(Document extract Opens)

A CubeSat approach to atmospheric motion vectors (AMVs) in the Midwave Infrared
Presenting Author: Michael Kelly
Organization: JHU / APL
Co-Author(s): Dong L. Wu, James L. Carr, Sam Yee, John Boldt, Arnold Goldberg, Ivan Papusha, Renee Meinhold, Lauren Mehr
The Compact Midwave Imaging System (CMIS) under development as a NASA ESTO Instrument Incubator Program (IIP) project is designed as a small-size, low-weight, and low-power instrument suite that provides radiometrically calibrated multi-spectral, multi-angle wide-swath observations in the visible-midwave infrared of clouds, aerosols, and other particulates. CMIS will employ stereo techniques from two leader-follower satellites (LEO-LEO) or from different vantage points (LEO-GEO), to derive cloud heights and atmospheric motion vectors that are free of the ambiguities in height assignment and along-track motions that are apparent in current earth-observing missions. The dual-satellite and multi-platform stereo imaging techniques require no synchronization among the sensors on different platforms. In the case of leader-follower configurations, the formation flight is loosely constrained, allowing CMIS to be accommodated on free-flying CubeSat and hosted on SmallSat. Airborne flight tests of the new instrument are scheduled for October 2019. A key focus of the flight tests will be to evaluate the capability of the instrument to meet science objectives described in the 2017 Earth Science Decadal Survey for atmospheric motion vectors and cloud-top heights in the planetary boundary layer. This presentation will describe the current status of the CMIS instrument build and the planning for the aircraft test campaign, as well as their future applications in cost-effective CubeSat/SmallSat constellations.

(Document extract Closes)
(Provided records Opens)

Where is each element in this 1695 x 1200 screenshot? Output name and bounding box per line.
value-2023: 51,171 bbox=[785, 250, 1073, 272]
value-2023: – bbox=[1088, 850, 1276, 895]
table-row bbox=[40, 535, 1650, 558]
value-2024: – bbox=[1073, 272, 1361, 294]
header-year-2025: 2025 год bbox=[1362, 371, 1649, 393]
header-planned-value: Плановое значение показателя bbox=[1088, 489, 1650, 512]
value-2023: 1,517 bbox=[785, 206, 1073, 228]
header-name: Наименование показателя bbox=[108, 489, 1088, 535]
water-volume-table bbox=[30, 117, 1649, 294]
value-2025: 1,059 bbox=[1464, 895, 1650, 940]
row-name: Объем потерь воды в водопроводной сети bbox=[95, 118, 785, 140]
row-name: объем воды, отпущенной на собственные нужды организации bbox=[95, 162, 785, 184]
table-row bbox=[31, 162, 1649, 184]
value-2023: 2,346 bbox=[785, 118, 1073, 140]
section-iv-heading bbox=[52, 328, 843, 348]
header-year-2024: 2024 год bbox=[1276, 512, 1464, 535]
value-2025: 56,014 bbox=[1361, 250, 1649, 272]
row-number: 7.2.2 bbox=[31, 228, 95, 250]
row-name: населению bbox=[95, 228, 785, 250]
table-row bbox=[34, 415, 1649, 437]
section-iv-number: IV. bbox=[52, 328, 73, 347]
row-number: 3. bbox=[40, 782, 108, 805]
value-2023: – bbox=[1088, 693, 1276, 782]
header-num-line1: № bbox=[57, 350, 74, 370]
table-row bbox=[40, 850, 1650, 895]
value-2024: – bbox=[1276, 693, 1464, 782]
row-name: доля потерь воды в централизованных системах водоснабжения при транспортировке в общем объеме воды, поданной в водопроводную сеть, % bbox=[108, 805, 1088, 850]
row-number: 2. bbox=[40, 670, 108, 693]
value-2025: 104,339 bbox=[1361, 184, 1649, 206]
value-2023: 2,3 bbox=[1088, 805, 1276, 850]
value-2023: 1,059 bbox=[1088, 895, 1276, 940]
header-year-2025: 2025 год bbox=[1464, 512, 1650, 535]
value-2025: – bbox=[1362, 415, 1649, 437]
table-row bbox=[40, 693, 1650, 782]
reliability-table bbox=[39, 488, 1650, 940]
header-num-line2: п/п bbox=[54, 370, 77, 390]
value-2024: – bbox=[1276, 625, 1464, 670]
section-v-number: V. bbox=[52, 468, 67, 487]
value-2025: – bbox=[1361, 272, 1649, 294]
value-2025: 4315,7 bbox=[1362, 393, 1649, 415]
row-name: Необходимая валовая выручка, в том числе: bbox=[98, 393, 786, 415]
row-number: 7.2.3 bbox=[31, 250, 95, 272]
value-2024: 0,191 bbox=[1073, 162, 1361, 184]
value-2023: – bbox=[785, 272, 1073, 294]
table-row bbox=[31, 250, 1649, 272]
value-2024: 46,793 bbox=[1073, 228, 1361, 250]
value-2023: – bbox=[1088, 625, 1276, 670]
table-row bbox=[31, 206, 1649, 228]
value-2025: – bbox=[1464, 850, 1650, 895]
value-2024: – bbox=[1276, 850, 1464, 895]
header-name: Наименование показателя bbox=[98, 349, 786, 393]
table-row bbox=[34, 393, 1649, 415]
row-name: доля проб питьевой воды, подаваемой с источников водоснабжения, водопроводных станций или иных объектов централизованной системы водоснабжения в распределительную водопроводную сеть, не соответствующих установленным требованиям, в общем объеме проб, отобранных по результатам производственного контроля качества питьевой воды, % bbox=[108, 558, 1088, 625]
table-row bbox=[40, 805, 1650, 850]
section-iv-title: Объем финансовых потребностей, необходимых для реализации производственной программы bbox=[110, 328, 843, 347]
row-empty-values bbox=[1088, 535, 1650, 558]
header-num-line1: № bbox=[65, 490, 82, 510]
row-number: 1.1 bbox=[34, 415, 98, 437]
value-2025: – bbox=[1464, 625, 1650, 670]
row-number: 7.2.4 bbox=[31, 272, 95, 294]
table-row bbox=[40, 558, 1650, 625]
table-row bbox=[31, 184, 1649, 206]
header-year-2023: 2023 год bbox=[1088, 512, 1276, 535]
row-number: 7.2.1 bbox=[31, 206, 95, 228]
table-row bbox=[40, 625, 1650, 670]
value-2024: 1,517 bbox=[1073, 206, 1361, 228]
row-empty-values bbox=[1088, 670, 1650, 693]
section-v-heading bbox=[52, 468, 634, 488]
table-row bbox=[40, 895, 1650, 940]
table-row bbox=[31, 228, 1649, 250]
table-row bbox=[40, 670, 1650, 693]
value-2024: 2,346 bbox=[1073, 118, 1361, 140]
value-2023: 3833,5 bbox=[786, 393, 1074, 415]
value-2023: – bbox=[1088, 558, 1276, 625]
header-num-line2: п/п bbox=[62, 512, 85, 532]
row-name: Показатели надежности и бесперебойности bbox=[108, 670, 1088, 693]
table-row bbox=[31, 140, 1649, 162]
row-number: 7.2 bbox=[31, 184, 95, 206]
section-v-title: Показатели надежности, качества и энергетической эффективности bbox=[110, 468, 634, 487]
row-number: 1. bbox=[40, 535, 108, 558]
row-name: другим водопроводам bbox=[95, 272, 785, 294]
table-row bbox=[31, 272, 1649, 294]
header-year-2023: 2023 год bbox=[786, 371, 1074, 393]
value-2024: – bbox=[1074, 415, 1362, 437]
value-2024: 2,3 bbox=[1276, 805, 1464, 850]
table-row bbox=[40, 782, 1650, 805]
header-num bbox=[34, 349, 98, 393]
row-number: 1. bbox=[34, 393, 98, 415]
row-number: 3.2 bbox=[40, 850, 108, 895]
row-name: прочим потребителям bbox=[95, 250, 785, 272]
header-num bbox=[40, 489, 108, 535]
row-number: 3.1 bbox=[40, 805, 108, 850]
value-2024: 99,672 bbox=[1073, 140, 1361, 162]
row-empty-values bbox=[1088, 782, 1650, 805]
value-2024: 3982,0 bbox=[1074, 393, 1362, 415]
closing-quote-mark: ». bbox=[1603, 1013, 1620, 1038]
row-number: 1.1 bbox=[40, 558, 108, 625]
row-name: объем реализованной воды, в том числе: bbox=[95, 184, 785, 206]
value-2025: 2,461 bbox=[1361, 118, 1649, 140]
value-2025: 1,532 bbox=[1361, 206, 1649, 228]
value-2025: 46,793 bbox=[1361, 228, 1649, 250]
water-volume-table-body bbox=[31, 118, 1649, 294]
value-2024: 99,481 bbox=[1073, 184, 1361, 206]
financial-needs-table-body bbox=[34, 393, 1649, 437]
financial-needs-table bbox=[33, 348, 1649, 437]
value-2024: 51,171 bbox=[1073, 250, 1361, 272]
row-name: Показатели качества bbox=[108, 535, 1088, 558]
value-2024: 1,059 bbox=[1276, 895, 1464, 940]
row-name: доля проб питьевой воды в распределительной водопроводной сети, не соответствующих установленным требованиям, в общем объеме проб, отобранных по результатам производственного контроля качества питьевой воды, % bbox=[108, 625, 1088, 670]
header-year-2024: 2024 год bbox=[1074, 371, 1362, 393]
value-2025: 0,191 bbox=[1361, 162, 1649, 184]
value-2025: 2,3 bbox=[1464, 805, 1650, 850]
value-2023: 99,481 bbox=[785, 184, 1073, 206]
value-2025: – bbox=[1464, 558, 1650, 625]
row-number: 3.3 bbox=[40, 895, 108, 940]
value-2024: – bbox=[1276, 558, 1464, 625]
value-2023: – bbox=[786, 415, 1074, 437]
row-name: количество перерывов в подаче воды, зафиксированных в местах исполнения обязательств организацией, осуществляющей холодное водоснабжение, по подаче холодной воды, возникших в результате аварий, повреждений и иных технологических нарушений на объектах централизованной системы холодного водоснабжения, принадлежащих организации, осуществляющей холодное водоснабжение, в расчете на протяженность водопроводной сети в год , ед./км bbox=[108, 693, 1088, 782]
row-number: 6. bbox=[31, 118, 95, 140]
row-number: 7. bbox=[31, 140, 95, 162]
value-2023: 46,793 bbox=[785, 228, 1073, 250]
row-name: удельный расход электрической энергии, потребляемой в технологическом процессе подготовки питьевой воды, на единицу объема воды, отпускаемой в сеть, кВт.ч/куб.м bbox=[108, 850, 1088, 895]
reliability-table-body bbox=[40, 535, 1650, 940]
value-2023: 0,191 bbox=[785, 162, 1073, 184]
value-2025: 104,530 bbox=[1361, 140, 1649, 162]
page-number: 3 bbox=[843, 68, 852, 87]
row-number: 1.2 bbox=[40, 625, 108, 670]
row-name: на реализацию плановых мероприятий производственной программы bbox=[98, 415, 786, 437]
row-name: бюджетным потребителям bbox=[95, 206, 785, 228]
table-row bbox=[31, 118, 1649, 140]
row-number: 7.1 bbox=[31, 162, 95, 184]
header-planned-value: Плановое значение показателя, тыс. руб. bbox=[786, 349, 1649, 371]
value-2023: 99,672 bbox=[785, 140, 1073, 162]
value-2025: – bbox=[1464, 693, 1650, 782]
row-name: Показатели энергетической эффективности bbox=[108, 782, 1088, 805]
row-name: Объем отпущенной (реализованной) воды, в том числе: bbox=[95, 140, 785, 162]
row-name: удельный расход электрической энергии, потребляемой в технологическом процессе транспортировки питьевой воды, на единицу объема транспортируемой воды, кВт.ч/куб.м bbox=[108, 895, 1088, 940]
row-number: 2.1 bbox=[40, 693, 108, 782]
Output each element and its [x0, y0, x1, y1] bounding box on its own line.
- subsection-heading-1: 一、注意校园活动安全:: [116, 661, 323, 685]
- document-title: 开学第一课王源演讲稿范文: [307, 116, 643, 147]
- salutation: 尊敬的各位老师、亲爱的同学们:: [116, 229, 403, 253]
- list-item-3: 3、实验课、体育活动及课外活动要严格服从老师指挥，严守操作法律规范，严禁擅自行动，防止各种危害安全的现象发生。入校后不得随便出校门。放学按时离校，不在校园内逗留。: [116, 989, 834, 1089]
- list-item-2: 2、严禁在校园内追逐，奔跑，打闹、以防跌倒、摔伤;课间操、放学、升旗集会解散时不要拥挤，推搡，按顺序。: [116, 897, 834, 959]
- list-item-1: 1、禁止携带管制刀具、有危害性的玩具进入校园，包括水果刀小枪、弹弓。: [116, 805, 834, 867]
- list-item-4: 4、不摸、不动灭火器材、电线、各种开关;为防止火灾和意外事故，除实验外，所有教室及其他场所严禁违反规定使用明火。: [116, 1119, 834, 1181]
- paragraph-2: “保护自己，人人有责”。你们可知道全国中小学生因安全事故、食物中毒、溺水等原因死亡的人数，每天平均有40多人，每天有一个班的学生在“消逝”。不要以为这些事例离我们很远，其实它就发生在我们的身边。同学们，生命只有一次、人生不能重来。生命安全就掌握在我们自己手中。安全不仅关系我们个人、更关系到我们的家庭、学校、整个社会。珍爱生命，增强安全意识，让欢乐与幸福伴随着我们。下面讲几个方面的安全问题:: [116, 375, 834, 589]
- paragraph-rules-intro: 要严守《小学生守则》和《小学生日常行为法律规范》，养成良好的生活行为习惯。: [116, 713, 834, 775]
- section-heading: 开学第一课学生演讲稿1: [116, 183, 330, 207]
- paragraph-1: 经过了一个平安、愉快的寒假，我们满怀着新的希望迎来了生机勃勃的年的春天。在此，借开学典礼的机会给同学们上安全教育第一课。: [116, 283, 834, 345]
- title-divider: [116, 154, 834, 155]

(Provided records Closes)

* [What to produce]
From the CMIS abstract:
(a) Which organization is listed for the presenting author?
(b) When are the airborne flight tests of the instrument scheduled?
(c) What two stereo configurations will CMIS employ to derive cloud heights and atmospheric motion vectors?
Use only the CMIS abstract as your source.

* [Expected answer]
(a) JHU / APL
(b) October 2019
(c) Two leader-follower satellites (LEO-LEO), or different vantage points (LEO-GEO)